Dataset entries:
"""
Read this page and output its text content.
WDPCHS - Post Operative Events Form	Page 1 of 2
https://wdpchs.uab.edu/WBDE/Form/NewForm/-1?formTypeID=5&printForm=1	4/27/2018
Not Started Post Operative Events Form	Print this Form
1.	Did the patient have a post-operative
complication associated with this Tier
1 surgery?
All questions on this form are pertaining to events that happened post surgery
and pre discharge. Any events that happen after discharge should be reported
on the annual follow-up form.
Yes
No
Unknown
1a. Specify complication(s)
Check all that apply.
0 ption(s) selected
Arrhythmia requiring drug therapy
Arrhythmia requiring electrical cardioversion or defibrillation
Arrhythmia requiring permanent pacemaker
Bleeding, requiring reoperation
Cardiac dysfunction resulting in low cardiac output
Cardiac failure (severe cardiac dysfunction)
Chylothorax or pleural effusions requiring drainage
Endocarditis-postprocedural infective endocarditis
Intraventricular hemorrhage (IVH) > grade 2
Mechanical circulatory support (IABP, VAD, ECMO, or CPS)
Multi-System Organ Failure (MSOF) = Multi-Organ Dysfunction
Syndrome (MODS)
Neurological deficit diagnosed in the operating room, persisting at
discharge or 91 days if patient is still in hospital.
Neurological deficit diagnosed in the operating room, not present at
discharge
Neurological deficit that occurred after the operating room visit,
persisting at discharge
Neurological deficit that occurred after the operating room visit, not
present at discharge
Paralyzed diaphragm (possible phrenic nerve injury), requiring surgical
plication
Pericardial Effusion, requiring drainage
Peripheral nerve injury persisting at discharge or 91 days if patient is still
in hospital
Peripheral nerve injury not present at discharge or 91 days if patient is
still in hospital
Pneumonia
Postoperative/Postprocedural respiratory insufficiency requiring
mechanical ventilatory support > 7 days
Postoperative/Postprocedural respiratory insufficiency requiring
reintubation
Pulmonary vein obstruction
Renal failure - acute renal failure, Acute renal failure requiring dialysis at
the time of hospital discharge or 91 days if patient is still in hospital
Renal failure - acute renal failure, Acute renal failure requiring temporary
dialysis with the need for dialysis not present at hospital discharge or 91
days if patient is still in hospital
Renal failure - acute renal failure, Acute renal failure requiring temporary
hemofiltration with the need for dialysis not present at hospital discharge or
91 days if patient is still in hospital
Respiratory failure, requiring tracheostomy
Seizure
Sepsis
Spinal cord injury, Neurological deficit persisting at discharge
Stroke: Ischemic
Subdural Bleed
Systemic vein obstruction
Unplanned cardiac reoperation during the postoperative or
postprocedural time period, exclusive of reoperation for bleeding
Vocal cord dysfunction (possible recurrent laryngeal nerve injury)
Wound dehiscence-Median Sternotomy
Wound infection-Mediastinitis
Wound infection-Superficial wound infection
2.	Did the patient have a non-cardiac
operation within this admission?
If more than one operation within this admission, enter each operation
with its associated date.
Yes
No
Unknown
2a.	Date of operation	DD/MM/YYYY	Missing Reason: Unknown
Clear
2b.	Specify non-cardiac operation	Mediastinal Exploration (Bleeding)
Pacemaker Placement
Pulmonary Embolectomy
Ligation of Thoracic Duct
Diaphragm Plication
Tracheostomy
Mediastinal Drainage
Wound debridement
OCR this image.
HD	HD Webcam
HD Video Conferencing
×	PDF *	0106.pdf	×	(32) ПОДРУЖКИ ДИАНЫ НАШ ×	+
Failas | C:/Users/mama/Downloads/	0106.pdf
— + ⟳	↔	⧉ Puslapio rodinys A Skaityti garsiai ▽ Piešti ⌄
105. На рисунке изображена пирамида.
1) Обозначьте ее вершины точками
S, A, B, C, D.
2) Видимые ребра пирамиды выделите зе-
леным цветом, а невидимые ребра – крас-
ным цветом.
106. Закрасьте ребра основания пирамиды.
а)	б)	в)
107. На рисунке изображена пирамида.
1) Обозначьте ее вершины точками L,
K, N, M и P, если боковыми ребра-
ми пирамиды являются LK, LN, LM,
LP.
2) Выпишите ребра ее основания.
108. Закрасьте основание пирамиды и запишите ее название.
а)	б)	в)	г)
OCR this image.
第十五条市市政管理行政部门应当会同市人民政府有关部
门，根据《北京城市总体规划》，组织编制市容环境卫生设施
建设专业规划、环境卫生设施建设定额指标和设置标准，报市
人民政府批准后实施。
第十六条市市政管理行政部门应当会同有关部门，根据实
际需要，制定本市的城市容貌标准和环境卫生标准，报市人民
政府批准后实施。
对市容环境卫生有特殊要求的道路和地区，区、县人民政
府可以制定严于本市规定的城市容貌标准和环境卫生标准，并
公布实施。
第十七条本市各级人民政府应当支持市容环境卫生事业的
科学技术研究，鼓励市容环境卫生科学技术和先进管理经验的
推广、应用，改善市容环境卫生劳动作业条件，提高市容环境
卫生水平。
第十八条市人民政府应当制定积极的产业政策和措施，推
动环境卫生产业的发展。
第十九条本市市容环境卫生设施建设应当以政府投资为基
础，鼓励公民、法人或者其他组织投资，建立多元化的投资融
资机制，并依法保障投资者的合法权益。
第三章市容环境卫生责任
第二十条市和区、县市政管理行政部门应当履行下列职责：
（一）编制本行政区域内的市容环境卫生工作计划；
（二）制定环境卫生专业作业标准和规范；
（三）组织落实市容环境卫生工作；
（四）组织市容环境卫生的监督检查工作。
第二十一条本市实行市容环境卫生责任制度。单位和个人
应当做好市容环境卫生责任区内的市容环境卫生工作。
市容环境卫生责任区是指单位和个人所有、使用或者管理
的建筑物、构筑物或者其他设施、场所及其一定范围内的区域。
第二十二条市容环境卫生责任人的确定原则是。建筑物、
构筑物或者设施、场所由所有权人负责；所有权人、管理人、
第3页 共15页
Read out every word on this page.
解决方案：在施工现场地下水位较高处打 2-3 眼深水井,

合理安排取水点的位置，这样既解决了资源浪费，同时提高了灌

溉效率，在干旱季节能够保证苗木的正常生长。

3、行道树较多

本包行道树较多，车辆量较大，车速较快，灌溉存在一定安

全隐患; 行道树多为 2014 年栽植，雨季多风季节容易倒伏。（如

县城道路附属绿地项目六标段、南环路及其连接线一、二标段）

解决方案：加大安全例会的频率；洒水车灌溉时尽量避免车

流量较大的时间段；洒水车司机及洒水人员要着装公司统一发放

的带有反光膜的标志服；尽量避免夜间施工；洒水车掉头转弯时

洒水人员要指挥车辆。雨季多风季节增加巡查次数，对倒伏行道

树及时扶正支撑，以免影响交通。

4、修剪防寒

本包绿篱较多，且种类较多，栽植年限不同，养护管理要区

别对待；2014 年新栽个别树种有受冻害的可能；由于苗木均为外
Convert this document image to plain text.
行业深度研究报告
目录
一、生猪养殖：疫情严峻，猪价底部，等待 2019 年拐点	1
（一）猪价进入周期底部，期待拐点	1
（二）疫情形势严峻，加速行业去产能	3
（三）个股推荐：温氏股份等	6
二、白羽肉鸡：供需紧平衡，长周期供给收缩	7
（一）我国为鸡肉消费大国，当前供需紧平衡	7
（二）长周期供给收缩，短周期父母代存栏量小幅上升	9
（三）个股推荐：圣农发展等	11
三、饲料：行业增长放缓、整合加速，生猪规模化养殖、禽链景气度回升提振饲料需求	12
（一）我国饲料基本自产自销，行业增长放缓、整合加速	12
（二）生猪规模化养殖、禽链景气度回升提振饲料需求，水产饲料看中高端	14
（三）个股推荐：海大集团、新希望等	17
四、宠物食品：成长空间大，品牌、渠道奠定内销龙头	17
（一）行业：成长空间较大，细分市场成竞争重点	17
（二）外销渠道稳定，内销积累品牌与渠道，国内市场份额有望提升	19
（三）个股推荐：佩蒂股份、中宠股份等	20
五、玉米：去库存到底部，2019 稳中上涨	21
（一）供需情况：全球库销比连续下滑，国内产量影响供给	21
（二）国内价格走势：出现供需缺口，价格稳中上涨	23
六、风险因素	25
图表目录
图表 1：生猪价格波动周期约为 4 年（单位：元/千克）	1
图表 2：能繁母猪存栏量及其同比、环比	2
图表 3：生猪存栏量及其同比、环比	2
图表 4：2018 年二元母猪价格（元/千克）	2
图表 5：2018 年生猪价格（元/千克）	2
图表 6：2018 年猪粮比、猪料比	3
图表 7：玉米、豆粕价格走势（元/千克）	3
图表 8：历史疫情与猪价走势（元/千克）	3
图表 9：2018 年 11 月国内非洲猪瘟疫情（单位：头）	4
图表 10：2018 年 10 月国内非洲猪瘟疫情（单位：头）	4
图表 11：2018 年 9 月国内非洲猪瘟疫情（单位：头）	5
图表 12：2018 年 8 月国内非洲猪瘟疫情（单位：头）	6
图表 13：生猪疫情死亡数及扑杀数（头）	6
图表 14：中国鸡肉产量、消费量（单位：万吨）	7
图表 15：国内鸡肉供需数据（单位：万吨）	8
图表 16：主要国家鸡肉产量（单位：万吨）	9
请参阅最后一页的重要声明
"""
INSTRUCTIONS FOR THE TASK:
Determine the count of lines in the data above with the string "obstruction" in them, and give that count alone.

ANSWER TO THIS PROBLEM:
2